[TASK REQUIREMENTS] Type out every line below exactly as it reads.

START EXCERPTED DATA

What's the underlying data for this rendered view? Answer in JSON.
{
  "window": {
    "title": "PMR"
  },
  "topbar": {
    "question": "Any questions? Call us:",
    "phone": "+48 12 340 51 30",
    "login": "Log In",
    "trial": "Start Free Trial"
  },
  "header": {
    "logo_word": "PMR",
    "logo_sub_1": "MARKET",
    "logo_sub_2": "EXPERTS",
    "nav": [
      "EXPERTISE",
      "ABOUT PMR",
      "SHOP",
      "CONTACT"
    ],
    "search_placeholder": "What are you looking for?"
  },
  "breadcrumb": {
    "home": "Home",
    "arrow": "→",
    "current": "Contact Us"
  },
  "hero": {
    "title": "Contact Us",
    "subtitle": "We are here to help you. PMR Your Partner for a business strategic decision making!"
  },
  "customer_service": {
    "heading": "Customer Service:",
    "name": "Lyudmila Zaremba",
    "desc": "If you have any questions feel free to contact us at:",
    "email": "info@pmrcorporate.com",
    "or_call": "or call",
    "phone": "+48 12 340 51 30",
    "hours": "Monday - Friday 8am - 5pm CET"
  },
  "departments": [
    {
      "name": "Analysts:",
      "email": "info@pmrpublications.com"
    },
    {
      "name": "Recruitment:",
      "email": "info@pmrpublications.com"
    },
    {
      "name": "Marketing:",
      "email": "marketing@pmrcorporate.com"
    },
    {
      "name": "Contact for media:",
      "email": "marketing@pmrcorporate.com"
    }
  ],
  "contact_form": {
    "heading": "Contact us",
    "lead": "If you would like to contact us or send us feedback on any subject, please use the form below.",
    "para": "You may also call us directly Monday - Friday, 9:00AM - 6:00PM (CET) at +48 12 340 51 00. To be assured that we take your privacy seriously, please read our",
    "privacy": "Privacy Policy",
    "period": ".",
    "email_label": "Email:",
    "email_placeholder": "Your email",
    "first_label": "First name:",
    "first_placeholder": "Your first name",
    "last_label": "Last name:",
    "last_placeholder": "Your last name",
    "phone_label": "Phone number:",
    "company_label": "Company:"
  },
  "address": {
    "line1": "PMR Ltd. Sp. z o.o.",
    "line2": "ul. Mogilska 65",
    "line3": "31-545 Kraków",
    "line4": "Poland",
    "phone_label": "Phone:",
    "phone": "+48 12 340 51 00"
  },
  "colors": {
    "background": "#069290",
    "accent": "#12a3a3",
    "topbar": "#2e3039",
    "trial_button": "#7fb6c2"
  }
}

END EXCERPTED DATA

[FULL SOLUTION]
What's the underlying data for this rendered view? Answer in JSON.
{
  "window": {
    "title": "PMR"
  },
  "topbar": {
    "question": "Any questions? Call us:",
    "phone": "+48 12 340 51 30",
    "login": "Log In",
    "trial": "Start Free Trial"
  },
  "header": {
    "logo_word": "PMR",
    "logo_sub_1": "MARKET",
    "logo_sub_2": "EXPERTS",
    "nav": [
      "EXPERTISE",
      "ABOUT PMR",
      "SHOP",
      "CONTACT"
    ],
    "search_placeholder": "What are you looking for?"
  },
  "breadcrumb": {
    "home": "Home",
    "arrow": "→",
    "current": "Contact Us"
  },
  "hero": {
    "title": "Contact Us",
    "subtitle": "We are here to help you. PMR Your Partner for a business strategic decision making!"
  },
  "customer_service": {
    "heading": "Customer Service:",
    "name": "Lyudmila Zaremba",
    "desc": "If you have any questions feel free to contact us at:",
    "email": "info@pmrcorporate.com",
    "or_call": "or call",
    "phone": "+48 12 340 51 30",
    "hours": "Monday - Friday 8am - 5pm CET"
  },
  "departments": [
    {
      "name": "Analysts:",
      "email": "info@pmrpublications.com"
    },
    {
      "name": "Recruitment:",
      "email": "info@pmrpublications.com"
    },
    {
      "name": "Marketing:",
      "email": "marketing@pmrcorporate.com"
    },
    {
      "name": "Contact for media:",
      "email": "marketing@pmrcorporate.com"
    }
  ],
  "contact_form": {
    "heading": "Contact us",
    "lead": "If you would like to contact us or send us feedback on any subject, please use the form below.",
    "para": "You may also call us directly Monday - Friday, 9:00AM - 6:00PM (CET) at +48 12 340 51 00. To be assured that we take your privacy seriously, please read our",
    "privacy": "Privacy Policy",
    "period": ".",
    "email_label": "Email:",
    "email_placeholder": "Your email",
    "first_label": "First name:",
    "first_placeholder": "Your first name",
    "last_label": "Last name:",
    "last_placeholder": "Your last name",
    "phone_label": "Phone number:",
    "company_label": "Company:"
  },
  "address": {
    "line1": "PMR Ltd. Sp. z o.o.",
    "line2": "ul. Mogilska 65",
    "line3": "31-545 Kraków",
    "line4": "Poland",
    "phone_label": "Phone:",
    "phone": "+48 12 340 51 00"
  },
  "colors": {
    "background": "#069290",
    "accent": "#12a3a3",
    "topbar": "#2e3039",
    "trial_button": "#7fb6c2"
  }
}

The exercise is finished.